*DATA EXCERPTS*
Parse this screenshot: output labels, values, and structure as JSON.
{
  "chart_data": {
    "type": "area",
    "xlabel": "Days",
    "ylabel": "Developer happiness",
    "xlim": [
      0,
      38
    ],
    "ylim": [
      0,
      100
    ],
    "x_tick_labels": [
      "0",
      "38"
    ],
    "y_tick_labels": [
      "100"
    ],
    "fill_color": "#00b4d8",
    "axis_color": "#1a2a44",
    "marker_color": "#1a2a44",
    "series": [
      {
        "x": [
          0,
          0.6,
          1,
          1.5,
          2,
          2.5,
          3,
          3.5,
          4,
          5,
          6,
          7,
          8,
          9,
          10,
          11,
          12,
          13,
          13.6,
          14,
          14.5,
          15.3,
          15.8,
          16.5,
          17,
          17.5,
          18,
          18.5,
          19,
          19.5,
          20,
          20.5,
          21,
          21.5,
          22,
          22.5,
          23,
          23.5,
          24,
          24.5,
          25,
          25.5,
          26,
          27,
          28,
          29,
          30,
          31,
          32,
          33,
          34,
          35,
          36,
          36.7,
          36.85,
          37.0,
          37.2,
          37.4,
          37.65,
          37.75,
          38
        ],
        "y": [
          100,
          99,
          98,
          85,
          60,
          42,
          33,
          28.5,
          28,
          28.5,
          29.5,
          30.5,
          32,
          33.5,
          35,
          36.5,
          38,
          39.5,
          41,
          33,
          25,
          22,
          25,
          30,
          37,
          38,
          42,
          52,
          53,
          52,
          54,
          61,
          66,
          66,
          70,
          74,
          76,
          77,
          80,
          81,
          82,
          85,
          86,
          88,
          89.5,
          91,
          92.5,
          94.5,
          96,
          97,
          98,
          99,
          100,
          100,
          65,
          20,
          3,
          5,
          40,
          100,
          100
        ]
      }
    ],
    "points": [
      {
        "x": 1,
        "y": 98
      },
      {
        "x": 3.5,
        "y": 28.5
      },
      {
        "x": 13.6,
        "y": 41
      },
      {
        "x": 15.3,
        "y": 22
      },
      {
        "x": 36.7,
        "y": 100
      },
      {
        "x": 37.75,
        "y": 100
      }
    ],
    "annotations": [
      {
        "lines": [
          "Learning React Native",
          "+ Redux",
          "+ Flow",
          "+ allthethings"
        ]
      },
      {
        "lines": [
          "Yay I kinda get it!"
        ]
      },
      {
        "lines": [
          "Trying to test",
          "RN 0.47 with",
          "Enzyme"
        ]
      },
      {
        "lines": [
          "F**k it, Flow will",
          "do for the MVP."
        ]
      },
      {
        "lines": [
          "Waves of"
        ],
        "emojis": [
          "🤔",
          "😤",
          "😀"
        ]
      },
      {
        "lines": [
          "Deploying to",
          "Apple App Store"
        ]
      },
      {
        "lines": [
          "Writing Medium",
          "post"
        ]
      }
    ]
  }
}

*TASK*
Reproduce every line of the data so that nothing differs from the original.

*RESPONSE AREA*
Parse this screenshot: output labels, values, and structure as JSON.
{
  "chart_data": {
    "type": "area",
    "xlabel": "Days",
    "ylabel": "Developer happiness",
    "xlim": [
      0,
      38
    ],
    "ylim": [
      0,
      100
    ],
    "x_tick_labels": [
      "0",
      "38"
    ],
    "y_tick_labels": [
      "100"
    ],
    "fill_color": "#00b4d8",
    "axis_color": "#1a2a44",
    "marker_color": "#1a2a44",
    "series": [
      {
        "x": [
          0,
          0.6,
          1,
          1.5,
          2,
          2.5,
          3,
          3.5,
          4,
          5,
          6,
          7,
          8,
          9,
          10,
          11,
          12,
          13,
          13.6,
          14,
          14.5,
          15.3,
          15.8,
          16.5,
          17,
          17.5,
          18,
          18.5,
          19,
          19.5,
          20,
          20.5,
          21,
          21.5,
          22,
          22.5,
          23,
          23.5,
          24,
          24.5,
          25,
          25.5,
          26,
          27,
          28,
          29,
          30,
          31,
          32,
          33,
          34,
          35,
          36,
          36.7,
          36.85,
          37.0,
          37.2,
          37.4,
          37.65,
          37.75,
          38
        ],
        "y": [
          100,
          99,
          98,
          85,
          60,
          42,
          33,
          28.5,
          28,
          28.5,
          29.5,
          30.5,
          32,
          33.5,
          35,
          36.5,
          38,
          39.5,
          41,
          33,
          25,
          22,
          25,
          30,
          37,
          38,
          42,
          52,
          53,
          52,
          54,
          61,
          66,
          66,
          70,
          74,
          76,
          77,
          80,
          81,
          82,
          85,
          86,
          88,
          89.5,
          91,
          92.5,
          94.5,
          96,
          97,
          98,
          99,
          100,
          100,
          65,
          20,
          3,
          5,
          40,
          100,
          100
        ]
      }
    ],
    "points": [
      {
        "x": 1,
        "y": 98
      },
      {
        "x": 3.5,
        "y": 28.5
      },
      {
        "x": 13.6,
        "y": 41
      },
      {
        "x": 15.3,
        "y": 22
      },
      {
        "x": 36.7,
        "y": 100
      },
      {
        "x": 37.75,
        "y": 100
      }
    ],
    "annotations": [
      {
        "lines": [
          "Learning React Native",
          "+ Redux",
          "+ Flow",
          "+ allthethings"
        ]
      },
      {
        "lines": [
          "Yay I kinda get it!"
        ]
      },
      {
        "lines": [
          "Trying to test",
          "RN 0.47 with",
          "Enzyme"
        ]
      },
      {
        "lines": [
          "F**k it, Flow will",
          "do for the MVP."
        ]
      },
      {
        "lines": [
          "Waves of"
        ],
        "emojis": [
          "🤔",
          "😤",
          "😀"
        ]
      },
      {
        "lines": [
          "Deploying to",
          "Apple App Store"
        ]
      },
      {
        "lines": [
          "Writing Medium",
          "post"
        ]
      }
    ]
  }
}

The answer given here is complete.